---------- Entries supplied
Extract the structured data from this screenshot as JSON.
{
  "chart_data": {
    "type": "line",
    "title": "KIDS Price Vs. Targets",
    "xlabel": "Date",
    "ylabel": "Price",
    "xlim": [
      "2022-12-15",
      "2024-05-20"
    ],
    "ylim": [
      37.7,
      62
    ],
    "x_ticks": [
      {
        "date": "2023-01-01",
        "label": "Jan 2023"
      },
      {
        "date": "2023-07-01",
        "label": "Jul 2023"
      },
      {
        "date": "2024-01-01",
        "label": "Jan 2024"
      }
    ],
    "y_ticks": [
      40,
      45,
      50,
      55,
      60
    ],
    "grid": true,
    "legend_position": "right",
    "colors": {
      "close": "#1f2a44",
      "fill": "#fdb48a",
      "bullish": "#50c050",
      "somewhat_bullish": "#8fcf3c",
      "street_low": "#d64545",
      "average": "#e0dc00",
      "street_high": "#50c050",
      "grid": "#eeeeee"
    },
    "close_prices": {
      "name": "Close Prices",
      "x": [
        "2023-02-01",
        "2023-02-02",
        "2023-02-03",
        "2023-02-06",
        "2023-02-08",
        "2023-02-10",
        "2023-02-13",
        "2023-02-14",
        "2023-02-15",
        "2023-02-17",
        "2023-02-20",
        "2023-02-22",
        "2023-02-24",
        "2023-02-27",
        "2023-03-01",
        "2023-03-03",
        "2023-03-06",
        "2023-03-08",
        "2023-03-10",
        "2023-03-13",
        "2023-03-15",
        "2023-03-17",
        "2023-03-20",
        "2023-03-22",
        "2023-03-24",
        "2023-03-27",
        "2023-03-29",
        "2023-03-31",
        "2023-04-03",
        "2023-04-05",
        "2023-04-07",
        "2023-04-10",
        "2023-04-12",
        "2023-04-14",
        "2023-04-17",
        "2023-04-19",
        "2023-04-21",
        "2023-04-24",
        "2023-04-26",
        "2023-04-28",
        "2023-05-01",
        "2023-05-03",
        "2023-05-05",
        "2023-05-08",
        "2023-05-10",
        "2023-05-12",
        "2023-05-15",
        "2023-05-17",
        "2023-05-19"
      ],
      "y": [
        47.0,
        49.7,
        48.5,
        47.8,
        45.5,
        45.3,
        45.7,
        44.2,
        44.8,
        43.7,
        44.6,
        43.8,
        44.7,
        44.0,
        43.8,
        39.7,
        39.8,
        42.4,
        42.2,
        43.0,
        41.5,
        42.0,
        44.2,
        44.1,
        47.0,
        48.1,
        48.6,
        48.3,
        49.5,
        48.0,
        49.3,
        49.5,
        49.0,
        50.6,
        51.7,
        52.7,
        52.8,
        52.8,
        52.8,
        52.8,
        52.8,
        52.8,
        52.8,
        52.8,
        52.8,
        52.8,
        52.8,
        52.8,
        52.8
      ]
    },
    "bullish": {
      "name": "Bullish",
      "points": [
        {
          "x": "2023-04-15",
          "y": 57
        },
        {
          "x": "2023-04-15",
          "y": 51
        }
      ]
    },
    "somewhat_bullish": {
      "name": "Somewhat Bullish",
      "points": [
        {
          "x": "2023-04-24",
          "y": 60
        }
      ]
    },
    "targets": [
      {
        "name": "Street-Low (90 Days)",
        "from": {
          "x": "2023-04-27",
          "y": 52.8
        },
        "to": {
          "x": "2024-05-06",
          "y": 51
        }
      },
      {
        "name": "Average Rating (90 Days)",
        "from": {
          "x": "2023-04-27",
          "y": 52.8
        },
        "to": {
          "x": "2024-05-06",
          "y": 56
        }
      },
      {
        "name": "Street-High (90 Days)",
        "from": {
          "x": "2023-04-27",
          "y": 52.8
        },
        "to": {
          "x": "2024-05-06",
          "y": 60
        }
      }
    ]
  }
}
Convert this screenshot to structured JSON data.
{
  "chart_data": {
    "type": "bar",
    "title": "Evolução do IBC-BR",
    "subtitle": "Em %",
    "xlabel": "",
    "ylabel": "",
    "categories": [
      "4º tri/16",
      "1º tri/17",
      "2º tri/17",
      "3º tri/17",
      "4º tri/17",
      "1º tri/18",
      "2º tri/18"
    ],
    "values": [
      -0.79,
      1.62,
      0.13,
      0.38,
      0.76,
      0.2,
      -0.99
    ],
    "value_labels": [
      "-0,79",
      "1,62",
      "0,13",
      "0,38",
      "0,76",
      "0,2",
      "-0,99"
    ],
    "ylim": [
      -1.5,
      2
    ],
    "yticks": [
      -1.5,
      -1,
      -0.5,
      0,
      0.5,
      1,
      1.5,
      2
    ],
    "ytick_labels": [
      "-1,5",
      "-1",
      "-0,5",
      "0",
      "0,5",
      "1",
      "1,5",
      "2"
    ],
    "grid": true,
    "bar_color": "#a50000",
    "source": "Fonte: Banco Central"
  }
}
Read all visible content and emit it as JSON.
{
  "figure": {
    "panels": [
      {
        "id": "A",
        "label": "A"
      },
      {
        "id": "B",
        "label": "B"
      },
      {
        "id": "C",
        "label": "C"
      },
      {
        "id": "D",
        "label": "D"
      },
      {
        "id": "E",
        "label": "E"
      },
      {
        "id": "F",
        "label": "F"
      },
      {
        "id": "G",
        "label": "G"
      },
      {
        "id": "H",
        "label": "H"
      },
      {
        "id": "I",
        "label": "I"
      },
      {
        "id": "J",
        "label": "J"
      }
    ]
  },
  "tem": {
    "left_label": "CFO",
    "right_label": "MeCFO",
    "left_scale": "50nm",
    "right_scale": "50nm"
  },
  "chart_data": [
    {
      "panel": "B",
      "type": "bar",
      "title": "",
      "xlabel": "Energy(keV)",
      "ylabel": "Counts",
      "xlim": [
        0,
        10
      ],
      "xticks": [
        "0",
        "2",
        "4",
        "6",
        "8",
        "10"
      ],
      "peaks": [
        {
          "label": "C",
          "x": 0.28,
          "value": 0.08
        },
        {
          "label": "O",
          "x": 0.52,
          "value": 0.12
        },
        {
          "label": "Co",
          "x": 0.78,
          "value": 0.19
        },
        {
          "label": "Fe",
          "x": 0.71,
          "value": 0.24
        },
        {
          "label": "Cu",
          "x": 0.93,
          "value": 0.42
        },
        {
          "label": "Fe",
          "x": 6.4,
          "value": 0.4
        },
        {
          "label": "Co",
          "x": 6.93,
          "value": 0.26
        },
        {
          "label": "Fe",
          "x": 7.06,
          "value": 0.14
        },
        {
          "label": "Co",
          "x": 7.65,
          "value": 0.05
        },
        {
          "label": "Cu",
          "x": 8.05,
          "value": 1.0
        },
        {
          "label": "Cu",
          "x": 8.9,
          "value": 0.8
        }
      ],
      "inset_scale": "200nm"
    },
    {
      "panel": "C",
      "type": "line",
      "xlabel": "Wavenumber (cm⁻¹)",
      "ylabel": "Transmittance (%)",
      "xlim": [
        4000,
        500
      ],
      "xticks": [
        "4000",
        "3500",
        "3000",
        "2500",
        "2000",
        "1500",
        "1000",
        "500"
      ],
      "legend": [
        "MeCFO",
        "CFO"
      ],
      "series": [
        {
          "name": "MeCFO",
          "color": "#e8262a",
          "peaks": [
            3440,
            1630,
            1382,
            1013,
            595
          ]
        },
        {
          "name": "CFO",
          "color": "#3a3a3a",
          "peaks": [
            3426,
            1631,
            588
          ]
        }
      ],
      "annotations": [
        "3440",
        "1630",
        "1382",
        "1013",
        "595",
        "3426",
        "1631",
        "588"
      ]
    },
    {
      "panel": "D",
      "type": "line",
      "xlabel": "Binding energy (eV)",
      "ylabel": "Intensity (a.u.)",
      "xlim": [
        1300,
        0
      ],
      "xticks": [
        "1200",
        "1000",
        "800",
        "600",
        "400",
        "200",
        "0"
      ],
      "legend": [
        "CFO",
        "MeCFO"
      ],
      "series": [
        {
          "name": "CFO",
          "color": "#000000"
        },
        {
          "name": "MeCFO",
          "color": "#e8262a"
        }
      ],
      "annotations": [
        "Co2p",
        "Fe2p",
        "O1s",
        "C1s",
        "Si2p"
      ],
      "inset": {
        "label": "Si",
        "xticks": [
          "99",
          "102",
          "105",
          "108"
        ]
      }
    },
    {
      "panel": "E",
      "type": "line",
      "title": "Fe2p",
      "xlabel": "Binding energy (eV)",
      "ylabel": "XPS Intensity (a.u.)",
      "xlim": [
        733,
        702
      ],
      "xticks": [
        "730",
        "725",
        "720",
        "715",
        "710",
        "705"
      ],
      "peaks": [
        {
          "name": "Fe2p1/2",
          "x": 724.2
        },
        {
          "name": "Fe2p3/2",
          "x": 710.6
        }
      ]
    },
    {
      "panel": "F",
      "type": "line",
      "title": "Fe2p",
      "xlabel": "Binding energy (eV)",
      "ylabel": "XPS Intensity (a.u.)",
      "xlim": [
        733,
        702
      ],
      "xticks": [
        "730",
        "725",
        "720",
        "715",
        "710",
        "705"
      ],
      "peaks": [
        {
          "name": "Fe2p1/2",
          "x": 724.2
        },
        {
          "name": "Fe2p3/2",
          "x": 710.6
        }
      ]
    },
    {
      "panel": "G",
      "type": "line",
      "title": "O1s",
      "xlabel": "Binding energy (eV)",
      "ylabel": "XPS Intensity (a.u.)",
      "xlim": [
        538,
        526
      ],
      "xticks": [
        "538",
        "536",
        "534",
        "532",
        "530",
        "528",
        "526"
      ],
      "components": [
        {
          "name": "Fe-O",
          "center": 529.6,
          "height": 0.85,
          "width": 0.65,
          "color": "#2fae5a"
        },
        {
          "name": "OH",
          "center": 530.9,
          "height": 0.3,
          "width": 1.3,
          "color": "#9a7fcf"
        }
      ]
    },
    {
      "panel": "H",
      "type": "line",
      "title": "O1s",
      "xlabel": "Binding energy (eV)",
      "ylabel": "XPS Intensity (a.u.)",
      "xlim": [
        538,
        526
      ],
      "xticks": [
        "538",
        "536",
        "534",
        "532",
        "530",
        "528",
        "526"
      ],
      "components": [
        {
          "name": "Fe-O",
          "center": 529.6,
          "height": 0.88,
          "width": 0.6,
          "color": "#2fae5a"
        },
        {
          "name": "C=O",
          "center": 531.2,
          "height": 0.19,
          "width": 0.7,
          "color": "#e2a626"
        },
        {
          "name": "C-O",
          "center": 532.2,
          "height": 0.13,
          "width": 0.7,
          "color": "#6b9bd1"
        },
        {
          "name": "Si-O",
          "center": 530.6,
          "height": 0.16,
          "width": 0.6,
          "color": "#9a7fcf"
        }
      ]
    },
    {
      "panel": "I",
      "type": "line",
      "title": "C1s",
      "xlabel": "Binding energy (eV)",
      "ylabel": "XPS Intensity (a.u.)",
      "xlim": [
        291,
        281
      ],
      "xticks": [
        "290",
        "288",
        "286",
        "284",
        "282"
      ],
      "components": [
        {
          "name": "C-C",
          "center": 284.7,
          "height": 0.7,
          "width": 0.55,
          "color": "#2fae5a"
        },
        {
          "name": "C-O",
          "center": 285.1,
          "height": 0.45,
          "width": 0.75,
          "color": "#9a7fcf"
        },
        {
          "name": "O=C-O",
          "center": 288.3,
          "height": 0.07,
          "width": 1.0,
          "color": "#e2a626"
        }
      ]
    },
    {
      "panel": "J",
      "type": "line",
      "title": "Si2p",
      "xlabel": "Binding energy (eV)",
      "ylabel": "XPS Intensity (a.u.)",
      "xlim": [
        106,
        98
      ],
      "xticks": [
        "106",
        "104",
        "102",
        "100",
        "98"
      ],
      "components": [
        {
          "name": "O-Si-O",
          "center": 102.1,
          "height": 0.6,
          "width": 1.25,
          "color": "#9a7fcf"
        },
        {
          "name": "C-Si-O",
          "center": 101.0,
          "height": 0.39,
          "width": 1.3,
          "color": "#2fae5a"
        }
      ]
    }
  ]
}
--------------------
What the task asks
Show, from the listing above, each line that contains the word "width".

Solution
          "width": 0.65,
          "width": 1.3,
          "width": 0.6,
          "width": 0.7,
          "width": 0.7,
          "width": 0.6,
          "width": 0.55,
          "width": 0.75,
          "width": 1.0,
          "width": 1.25,
          "width": 1.3,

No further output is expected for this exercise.